# [Required work]
All of the data below should be written out exactly.

--- start Records to process ---

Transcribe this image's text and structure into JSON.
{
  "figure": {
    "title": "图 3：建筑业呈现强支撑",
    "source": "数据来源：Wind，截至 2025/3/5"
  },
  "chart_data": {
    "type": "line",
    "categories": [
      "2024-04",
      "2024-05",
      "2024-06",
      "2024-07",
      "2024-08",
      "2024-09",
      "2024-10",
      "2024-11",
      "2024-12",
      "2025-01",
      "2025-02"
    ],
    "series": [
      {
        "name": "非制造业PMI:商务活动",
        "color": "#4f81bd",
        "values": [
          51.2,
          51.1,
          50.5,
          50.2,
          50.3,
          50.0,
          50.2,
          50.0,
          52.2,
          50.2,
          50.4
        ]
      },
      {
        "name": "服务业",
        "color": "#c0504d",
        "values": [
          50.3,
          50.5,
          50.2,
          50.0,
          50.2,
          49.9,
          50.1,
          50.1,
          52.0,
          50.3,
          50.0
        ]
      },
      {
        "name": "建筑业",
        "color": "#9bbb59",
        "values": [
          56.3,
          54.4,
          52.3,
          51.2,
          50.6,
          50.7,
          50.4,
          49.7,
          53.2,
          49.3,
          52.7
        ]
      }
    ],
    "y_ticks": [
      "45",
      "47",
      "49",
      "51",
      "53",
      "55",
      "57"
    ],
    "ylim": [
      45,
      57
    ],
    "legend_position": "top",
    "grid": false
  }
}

--- end Records to process ---

# [Written response]
Transcribe this image's text and structure into JSON.
{
  "figure": {
    "title": "图 3：建筑业呈现强支撑",
    "source": "数据来源：Wind，截至 2025/3/5"
  },
  "chart_data": {
    "type": "line",
    "categories": [
      "2024-04",
      "2024-05",
      "2024-06",
      "2024-07",
      "2024-08",
      "2024-09",
      "2024-10",
      "2024-11",
      "2024-12",
      "2025-01",
      "2025-02"
    ],
    "series": [
      {
        "name": "非制造业PMI:商务活动",
        "color": "#4f81bd",
        "values": [
          51.2,
          51.1,
          50.5,
          50.2,
          50.3,
          50.0,
          50.2,
          50.0,
          52.2,
          50.2,
          50.4
        ]
      },
      {
        "name": "服务业",
        "color": "#c0504d",
        "values": [
          50.3,
          50.5,
          50.2,
          50.0,
          50.2,
          49.9,
          50.1,
          50.1,
          52.0,
          50.3,
          50.0
        ]
      },
      {
        "name": "建筑业",
        "color": "#9bbb59",
        "values": [
          56.3,
          54.4,
          52.3,
          51.2,
          50.6,
          50.7,
          50.4,
          49.7,
          53.2,
          49.3,
          52.7
        ]
      }
    ],
    "y_ticks": [
      "45",
      "47",
      "49",
      "51",
      "53",
      "55",
      "57"
    ],
    "ylim": [
      45,
      57
    ],
    "legend_position": "top",
    "grid": false
  }
}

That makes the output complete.